### [Work to be completed]
Could you output each line of the data that follows exactly?

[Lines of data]
((

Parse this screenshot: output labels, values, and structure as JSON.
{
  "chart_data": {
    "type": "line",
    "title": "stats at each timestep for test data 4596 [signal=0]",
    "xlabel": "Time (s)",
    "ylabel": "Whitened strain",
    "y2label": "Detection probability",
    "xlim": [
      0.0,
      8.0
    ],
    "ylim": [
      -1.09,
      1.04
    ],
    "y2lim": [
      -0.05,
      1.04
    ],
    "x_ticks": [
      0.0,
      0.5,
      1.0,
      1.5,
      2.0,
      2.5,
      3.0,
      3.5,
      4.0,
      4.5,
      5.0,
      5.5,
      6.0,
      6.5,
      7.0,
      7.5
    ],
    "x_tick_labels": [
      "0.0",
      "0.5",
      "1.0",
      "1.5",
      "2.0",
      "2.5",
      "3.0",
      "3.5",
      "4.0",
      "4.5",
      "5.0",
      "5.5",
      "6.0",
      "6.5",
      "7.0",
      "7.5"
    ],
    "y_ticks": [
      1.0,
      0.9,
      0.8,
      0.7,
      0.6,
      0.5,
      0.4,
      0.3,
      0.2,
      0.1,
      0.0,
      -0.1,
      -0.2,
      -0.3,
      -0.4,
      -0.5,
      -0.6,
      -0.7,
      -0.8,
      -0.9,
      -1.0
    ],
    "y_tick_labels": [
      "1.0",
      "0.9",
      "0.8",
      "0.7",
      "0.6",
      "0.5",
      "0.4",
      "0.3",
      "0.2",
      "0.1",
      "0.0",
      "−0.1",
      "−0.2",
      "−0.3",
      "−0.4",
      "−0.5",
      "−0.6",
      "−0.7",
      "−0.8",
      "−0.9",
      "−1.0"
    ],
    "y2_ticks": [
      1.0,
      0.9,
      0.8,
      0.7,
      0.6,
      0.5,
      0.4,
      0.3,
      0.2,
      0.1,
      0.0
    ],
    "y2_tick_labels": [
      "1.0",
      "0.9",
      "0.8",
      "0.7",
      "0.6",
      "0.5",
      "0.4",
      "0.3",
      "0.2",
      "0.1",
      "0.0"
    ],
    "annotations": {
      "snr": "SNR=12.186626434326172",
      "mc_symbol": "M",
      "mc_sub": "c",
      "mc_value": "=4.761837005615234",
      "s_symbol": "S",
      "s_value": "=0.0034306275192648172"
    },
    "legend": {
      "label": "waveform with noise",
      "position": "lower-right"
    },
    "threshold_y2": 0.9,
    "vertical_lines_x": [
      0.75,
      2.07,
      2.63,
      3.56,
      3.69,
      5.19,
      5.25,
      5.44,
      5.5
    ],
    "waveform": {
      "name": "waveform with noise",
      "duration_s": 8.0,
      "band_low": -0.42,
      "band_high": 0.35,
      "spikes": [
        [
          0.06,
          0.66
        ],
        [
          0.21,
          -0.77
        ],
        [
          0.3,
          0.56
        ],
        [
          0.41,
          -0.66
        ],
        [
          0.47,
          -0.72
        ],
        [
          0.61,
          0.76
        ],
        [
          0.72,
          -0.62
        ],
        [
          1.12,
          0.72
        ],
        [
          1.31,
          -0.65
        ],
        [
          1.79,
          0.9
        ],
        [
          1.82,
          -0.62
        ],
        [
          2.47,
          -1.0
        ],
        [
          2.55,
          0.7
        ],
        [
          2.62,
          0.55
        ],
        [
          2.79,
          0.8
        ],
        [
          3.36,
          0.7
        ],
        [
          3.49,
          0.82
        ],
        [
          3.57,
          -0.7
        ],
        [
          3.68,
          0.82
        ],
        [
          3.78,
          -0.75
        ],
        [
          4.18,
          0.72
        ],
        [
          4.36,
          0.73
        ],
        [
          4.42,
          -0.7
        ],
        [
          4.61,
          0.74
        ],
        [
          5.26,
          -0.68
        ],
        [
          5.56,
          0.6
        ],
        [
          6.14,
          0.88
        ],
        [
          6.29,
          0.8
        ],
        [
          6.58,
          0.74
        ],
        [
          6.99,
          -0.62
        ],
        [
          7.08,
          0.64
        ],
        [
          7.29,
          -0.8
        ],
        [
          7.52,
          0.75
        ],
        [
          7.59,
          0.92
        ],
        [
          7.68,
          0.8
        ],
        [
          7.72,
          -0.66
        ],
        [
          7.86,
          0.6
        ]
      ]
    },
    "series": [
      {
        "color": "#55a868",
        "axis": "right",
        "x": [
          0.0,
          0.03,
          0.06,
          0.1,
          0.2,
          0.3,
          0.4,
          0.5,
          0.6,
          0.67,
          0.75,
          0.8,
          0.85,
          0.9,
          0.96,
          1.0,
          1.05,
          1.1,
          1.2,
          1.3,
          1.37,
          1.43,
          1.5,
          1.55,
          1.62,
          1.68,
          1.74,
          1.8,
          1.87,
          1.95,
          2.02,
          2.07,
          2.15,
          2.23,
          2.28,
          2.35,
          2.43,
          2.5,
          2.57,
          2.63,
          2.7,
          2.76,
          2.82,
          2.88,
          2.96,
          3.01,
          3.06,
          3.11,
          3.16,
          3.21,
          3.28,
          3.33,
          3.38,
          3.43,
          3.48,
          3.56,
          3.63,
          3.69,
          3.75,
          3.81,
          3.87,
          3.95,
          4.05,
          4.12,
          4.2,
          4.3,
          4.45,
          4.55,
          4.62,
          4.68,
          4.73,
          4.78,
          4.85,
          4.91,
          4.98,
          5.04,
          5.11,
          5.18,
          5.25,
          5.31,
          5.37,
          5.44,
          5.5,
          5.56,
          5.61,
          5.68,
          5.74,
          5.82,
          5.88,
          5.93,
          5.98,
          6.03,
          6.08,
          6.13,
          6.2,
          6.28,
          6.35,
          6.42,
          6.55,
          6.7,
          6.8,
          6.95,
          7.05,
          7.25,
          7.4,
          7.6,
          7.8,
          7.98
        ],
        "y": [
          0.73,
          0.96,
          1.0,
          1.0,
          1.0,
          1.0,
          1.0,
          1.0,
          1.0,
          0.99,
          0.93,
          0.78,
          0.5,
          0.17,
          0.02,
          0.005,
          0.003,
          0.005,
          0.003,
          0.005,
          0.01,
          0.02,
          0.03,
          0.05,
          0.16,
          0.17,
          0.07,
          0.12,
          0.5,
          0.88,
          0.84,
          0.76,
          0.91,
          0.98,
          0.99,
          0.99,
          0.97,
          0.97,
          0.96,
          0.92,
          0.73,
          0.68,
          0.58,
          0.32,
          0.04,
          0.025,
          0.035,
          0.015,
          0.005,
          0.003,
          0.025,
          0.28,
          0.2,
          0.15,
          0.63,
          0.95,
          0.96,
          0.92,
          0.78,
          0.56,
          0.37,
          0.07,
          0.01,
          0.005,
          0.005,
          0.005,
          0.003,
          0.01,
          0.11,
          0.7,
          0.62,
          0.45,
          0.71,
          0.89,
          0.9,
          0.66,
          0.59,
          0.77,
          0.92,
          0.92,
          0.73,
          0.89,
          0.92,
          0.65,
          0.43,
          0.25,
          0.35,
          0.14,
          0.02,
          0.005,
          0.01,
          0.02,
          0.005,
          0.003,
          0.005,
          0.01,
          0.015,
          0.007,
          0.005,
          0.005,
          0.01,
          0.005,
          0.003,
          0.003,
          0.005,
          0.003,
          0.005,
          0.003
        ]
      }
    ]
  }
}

))

### [Solution]
Parse this screenshot: output labels, values, and structure as JSON.
{
  "chart_data": {
    "type": "line",
    "title": "stats at each timestep for test data 4596 [signal=0]",
    "xlabel": "Time (s)",
    "ylabel": "Whitened strain",
    "y2label": "Detection probability",
    "xlim": [
      0.0,
      8.0
    ],
    "ylim": [
      -1.09,
      1.04
    ],
    "y2lim": [
      -0.05,
      1.04
    ],
    "x_ticks": [
      0.0,
      0.5,
      1.0,
      1.5,
      2.0,
      2.5,
      3.0,
      3.5,
      4.0,
      4.5,
      5.0,
      5.5,
      6.0,
      6.5,
      7.0,
      7.5
    ],
    "x_tick_labels": [
      "0.0",
      "0.5",
      "1.0",
      "1.5",
      "2.0",
      "2.5",
      "3.0",
      "3.5",
      "4.0",
      "4.5",
      "5.0",
      "5.5",
      "6.0",
      "6.5",
      "7.0",
      "7.5"
    ],
    "y_ticks": [
      1.0,
      0.9,
      0.8,
      0.7,
      0.6,
      0.5,
      0.4,
      0.3,
      0.2,
      0.1,
      0.0,
      -0.1,
      -0.2,
      -0.3,
      -0.4,
      -0.5,
      -0.6,
      -0.7,
      -0.8,
      -0.9,
      -1.0
    ],
    "y_tick_labels": [
      "1.0",
      "0.9",
      "0.8",
      "0.7",
      "0.6",
      "0.5",
      "0.4",
      "0.3",
      "0.2",
      "0.1",
      "0.0",
      "−0.1",
      "−0.2",
      "−0.3",
      "−0.4",
      "−0.5",
      "−0.6",
      "−0.7",
      "−0.8",
      "−0.9",
      "−1.0"
    ],
    "y2_ticks": [
      1.0,
      0.9,
      0.8,
      0.7,
      0.6,
      0.5,
      0.4,
      0.3,
      0.2,
      0.1,
      0.0
    ],
    "y2_tick_labels": [
      "1.0",
      "0.9",
      "0.8",
      "0.7",
      "0.6",
      "0.5",
      "0.4",
      "0.3",
      "0.2",
      "0.1",
      "0.0"
    ],
    "annotations": {
      "snr": "SNR=12.186626434326172",
      "mc_symbol": "M",
      "mc_sub": "c",
      "mc_value": "=4.761837005615234",
      "s_symbol": "S",
      "s_value": "=0.0034306275192648172"
    },
    "legend": {
      "label": "waveform with noise",
      "position": "lower-right"
    },
    "threshold_y2": 0.9,
    "vertical_lines_x": [
      0.75,
      2.07,
      2.63,
      3.56,
      3.69,
      5.19,
      5.25,
      5.44,
      5.5
    ],
    "waveform": {
      "name": "waveform with noise",
      "duration_s": 8.0,
      "band_low": -0.42,
      "band_high": 0.35,
      "spikes": [
        [
          0.06,
          0.66
        ],
        [
          0.21,
          -0.77
        ],
        [
          0.3,
          0.56
        ],
        [
          0.41,
          -0.66
        ],
        [
          0.47,
          -0.72
        ],
        [
          0.61,
          0.76
        ],
        [
          0.72,
          -0.62
        ],
        [
          1.12,
          0.72
        ],
        [
          1.31,
          -0.65
        ],
        [
          1.79,
          0.9
        ],
        [
          1.82,
          -0.62
        ],
        [
          2.47,
          -1.0
        ],
        [
          2.55,
          0.7
        ],
        [
          2.62,
          0.55
        ],
        [
          2.79,
          0.8
        ],
        [
          3.36,
          0.7
        ],
        [
          3.49,
          0.82
        ],
        [
          3.57,
          -0.7
        ],
        [
          3.68,
          0.82
        ],
        [
          3.78,
          -0.75
        ],
        [
          4.18,
          0.72
        ],
        [
          4.36,
          0.73
        ],
        [
          4.42,
          -0.7
        ],
        [
          4.61,
          0.74
        ],
        [
          5.26,
          -0.68
        ],
        [
          5.56,
          0.6
        ],
        [
          6.14,
          0.88
        ],
        [
          6.29,
          0.8
        ],
        [
          6.58,
          0.74
        ],
        [
          6.99,
          -0.62
        ],
        [
          7.08,
          0.64
        ],
        [
          7.29,
          -0.8
        ],
        [
          7.52,
          0.75
        ],
        [
          7.59,
          0.92
        ],
        [
          7.68,
          0.8
        ],
        [
          7.72,
          -0.66
        ],
        [
          7.86,
          0.6
        ]
      ]
    },
    "series": [
      {
        "color": "#55a868",
        "axis": "right",
        "x": [
          0.0,
          0.03,
          0.06,
          0.1,
          0.2,
          0.3,
          0.4,
          0.5,
          0.6,
          0.67,
          0.75,
          0.8,
          0.85,
          0.9,
          0.96,
          1.0,
          1.05,
          1.1,
          1.2,
          1.3,
          1.37,
          1.43,
          1.5,
          1.55,
          1.62,
          1.68,
          1.74,
          1.8,
          1.87,
          1.95,
          2.02,
          2.07,
          2.15,
          2.23,
          2.28,
          2.35,
          2.43,
          2.5,
          2.57,
          2.63,
          2.7,
          2.76,
          2.82,
          2.88,
          2.96,
          3.01,
          3.06,
          3.11,
          3.16,
          3.21,
          3.28,
          3.33,
          3.38,
          3.43,
          3.48,
          3.56,
          3.63,
          3.69,
          3.75,
          3.81,
          3.87,
          3.95,
          4.05,
          4.12,
          4.2,
          4.3,
          4.45,
          4.55,
          4.62,
          4.68,
          4.73,
          4.78,
          4.85,
          4.91,
          4.98,
          5.04,
          5.11,
          5.18,
          5.25,
          5.31,
          5.37,
          5.44,
          5.5,
          5.56,
          5.61,
          5.68,
          5.74,
          5.82,
          5.88,
          5.93,
          5.98,
          6.03,
          6.08,
          6.13,
          6.2,
          6.28,
          6.35,
          6.42,
          6.55,
          6.7,
          6.8,
          6.95,
          7.05,
          7.25,
          7.4,
          7.6,
          7.8,
          7.98
        ],
        "y": [
          0.73,
          0.96,
          1.0,
          1.0,
          1.0,
          1.0,
          1.0,
          1.0,
          1.0,
          0.99,
          0.93,
          0.78,
          0.5,
          0.17,
          0.02,
          0.005,
          0.003,
          0.005,
          0.003,
          0.005,
          0.01,
          0.02,
          0.03,
          0.05,
          0.16,
          0.17,
          0.07,
          0.12,
          0.5,
          0.88,
          0.84,
          0.76,
          0.91,
          0.98,
          0.99,
          0.99,
          0.97,
          0.97,
          0.96,
          0.92,
          0.73,
          0.68,
          0.58,
          0.32,
          0.04,
          0.025,
          0.035,
          0.015,
          0.005,
          0.003,
          0.025,
          0.28,
          0.2,
          0.15,
          0.63,
          0.95,
          0.96,
          0.92,
          0.78,
          0.56,
          0.37,
          0.07,
          0.01,
          0.005,
          0.005,
          0.005,
          0.003,
          0.01,
          0.11,
          0.7,
          0.62,
          0.45,
          0.71,
          0.89,
          0.9,
          0.66,
          0.59,
          0.77,
          0.92,
          0.92,
          0.73,
          0.89,
          0.92,
          0.65,
          0.43,
          0.25,
          0.35,
          0.14,
          0.02,
          0.005,
          0.01,
          0.02,
          0.005,
          0.003,
          0.005,
          0.01,
          0.015,
          0.007,
          0.005,
          0.005,
          0.01,
          0.005,
          0.003,
          0.003,
          0.005,
          0.003,
          0.005,
          0.003
        ]
      }
    ]
  }
}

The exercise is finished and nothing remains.